**Problem to solve**
Every line that contains the word "text" should be copied out.
● ● ● ● ● ● ●
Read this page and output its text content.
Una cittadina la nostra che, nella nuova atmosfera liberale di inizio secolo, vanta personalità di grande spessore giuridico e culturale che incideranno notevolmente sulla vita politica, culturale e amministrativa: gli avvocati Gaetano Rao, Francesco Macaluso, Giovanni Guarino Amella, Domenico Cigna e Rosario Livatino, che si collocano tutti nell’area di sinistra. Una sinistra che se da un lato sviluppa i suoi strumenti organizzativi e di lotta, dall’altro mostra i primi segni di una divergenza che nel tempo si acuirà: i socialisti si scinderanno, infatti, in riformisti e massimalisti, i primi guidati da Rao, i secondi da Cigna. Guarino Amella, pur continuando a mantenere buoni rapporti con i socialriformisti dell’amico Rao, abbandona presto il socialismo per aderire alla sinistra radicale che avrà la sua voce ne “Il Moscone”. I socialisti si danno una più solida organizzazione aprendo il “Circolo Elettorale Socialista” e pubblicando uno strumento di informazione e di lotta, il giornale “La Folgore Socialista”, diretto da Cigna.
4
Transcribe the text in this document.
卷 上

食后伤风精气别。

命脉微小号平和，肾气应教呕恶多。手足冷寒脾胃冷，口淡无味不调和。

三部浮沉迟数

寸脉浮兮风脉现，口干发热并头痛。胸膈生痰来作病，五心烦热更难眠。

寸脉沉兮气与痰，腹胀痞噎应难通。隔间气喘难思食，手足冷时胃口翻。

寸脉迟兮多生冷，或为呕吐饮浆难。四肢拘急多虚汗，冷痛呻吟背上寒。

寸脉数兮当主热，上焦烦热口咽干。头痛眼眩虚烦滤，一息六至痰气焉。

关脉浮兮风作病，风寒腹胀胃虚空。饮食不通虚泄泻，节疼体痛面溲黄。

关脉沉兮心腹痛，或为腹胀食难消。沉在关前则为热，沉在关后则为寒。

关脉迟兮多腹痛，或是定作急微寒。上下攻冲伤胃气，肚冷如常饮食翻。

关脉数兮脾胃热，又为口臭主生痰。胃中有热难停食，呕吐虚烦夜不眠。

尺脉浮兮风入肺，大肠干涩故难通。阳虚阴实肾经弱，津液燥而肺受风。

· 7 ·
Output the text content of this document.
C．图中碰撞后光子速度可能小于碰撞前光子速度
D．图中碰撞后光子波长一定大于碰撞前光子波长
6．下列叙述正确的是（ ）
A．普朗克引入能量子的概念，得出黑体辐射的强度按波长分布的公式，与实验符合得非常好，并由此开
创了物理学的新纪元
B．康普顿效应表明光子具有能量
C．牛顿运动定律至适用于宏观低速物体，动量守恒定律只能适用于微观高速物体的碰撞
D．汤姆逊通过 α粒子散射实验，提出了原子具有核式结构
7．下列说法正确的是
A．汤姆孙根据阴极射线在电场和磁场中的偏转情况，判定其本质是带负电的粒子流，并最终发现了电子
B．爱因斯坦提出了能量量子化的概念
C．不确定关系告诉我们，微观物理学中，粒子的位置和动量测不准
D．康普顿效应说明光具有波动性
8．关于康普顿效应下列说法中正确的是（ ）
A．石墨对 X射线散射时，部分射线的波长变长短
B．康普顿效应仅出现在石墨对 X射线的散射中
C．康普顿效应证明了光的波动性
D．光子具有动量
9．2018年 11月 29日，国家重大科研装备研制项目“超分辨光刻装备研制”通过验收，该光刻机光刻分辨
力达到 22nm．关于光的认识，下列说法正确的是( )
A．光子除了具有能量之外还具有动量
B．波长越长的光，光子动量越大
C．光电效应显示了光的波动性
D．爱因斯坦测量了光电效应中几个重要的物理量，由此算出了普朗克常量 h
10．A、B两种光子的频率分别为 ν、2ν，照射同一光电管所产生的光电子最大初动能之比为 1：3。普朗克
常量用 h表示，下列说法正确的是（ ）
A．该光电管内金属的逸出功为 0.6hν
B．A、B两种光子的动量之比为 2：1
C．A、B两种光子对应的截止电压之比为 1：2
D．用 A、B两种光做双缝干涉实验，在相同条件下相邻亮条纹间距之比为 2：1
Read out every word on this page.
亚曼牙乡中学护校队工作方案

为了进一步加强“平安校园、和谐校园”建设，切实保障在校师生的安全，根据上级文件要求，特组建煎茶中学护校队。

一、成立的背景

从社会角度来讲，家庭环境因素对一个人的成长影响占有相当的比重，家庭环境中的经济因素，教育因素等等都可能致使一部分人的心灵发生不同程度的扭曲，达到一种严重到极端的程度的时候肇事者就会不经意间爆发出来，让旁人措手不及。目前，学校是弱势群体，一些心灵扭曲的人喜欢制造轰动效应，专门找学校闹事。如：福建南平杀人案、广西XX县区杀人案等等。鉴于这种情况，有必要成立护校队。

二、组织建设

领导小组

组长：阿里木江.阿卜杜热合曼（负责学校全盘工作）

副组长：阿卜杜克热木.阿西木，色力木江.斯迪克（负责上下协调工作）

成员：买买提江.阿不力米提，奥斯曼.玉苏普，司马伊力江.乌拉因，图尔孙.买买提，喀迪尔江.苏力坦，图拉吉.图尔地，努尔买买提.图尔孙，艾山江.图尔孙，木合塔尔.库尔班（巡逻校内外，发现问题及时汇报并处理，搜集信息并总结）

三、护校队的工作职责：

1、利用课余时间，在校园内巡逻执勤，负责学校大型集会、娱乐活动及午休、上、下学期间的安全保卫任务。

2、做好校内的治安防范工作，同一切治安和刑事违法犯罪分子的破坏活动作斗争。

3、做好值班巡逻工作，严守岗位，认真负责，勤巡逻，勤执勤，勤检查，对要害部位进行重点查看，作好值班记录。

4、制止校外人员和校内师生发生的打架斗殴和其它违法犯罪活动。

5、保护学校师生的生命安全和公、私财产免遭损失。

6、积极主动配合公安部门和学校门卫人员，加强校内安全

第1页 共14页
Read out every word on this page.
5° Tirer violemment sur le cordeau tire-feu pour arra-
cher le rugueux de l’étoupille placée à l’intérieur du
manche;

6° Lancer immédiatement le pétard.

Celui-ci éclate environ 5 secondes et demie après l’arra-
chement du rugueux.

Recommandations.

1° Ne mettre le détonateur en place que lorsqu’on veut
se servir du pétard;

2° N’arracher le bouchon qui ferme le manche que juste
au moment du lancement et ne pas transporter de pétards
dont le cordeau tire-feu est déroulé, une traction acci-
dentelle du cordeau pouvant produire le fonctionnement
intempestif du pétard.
● ● ● ● ● ● ●
**Written answer**
Read this page and output its text content.
Transcribe the text in this document.
Output the text content of this document.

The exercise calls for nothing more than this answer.